(Extracted records)
◇ ◇ ◇
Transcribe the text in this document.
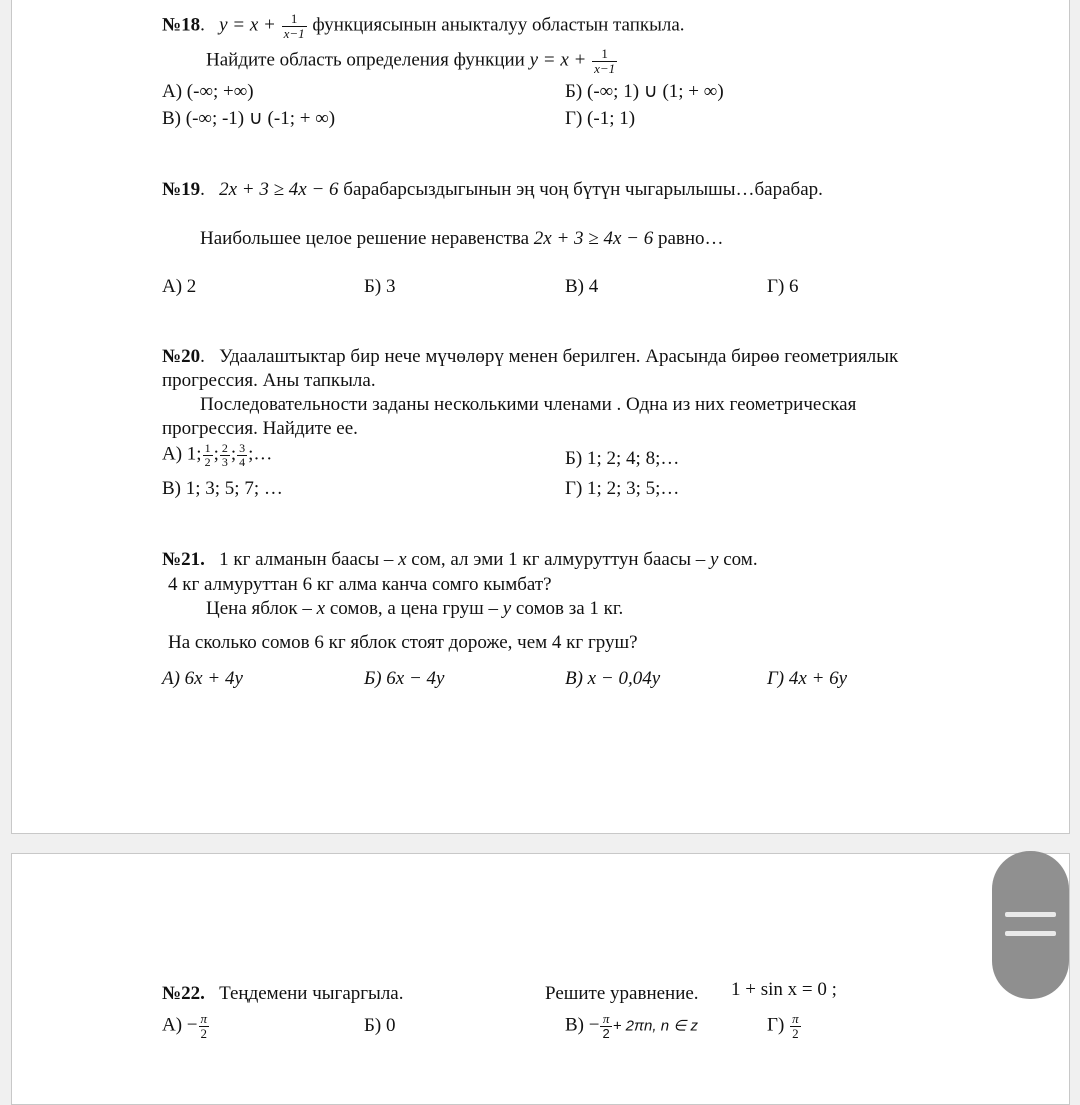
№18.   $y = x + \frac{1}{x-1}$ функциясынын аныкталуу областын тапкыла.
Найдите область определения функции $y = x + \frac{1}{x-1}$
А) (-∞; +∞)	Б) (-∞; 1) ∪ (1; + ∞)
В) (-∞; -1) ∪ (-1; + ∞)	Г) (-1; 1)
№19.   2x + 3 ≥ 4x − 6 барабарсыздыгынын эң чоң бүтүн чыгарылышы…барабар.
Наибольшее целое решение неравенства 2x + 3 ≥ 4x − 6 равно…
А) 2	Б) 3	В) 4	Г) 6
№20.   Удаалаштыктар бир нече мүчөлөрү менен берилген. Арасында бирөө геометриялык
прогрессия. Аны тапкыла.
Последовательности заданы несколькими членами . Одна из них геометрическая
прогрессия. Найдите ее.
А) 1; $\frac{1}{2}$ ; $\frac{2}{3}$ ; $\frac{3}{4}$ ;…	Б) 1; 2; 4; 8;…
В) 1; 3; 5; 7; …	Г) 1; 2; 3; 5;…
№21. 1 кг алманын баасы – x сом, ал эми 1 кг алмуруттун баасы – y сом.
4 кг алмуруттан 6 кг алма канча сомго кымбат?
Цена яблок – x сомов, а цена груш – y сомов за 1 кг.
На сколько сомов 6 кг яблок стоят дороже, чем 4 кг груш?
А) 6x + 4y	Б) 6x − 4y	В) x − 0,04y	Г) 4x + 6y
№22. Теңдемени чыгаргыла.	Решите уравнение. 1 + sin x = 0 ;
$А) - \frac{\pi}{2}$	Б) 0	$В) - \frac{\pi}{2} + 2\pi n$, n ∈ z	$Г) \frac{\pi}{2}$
◇ ◇ ◇
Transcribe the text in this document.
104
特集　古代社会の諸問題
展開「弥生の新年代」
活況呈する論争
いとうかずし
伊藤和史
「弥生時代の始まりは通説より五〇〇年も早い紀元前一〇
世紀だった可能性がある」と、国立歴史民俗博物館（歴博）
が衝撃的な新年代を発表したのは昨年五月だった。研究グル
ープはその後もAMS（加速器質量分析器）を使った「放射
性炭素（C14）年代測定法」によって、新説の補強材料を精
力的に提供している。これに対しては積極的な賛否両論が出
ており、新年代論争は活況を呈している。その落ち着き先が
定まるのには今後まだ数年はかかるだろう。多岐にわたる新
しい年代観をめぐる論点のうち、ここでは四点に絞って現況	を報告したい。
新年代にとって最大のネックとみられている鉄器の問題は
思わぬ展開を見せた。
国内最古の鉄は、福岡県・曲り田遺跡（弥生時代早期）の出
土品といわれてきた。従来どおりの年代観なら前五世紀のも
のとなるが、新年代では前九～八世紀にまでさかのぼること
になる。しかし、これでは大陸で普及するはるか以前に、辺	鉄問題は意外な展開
◇ ◇ ◇
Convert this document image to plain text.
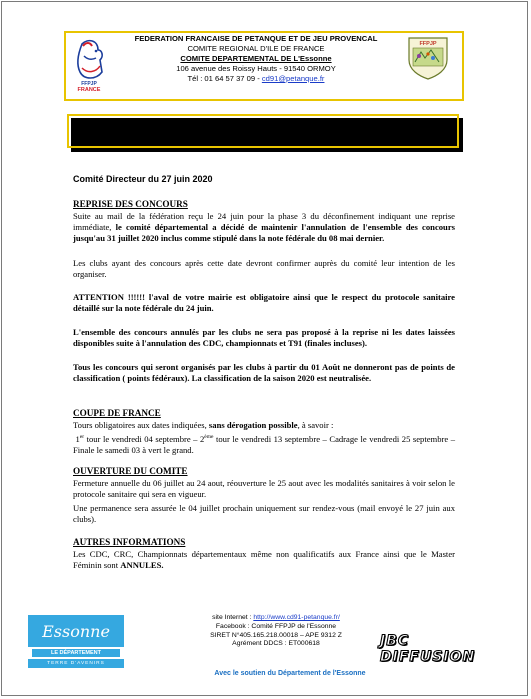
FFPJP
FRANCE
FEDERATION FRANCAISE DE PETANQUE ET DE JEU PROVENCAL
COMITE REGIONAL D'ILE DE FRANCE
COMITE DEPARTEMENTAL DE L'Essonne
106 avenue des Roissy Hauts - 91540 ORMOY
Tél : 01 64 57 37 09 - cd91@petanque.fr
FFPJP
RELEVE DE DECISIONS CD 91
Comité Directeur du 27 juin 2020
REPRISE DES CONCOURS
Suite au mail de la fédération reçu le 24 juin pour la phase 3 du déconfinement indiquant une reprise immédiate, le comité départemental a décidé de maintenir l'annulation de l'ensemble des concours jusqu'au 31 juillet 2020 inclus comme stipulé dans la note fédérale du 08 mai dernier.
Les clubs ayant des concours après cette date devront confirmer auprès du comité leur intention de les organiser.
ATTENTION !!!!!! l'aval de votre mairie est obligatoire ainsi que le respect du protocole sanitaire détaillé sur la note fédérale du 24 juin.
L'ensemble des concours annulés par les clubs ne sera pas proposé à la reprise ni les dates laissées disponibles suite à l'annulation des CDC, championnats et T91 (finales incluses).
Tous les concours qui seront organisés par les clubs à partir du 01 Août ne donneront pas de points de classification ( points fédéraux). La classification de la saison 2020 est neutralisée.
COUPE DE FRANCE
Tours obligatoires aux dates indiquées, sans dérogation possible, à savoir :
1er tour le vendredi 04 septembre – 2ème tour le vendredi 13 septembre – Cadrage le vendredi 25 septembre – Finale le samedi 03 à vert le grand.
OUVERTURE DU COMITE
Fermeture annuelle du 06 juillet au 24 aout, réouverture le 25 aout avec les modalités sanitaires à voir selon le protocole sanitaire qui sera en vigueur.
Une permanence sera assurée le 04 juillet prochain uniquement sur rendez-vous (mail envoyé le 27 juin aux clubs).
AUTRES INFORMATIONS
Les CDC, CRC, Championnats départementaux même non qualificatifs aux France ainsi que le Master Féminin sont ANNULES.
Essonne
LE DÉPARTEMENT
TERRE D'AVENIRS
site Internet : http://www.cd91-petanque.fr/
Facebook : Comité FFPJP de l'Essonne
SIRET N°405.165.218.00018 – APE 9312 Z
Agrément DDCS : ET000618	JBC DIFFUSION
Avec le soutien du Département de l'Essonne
◇ ◇ ◇
> Goal
Count the lines in which the string "Essonne" appears, then report only that figure.

> Task solution
4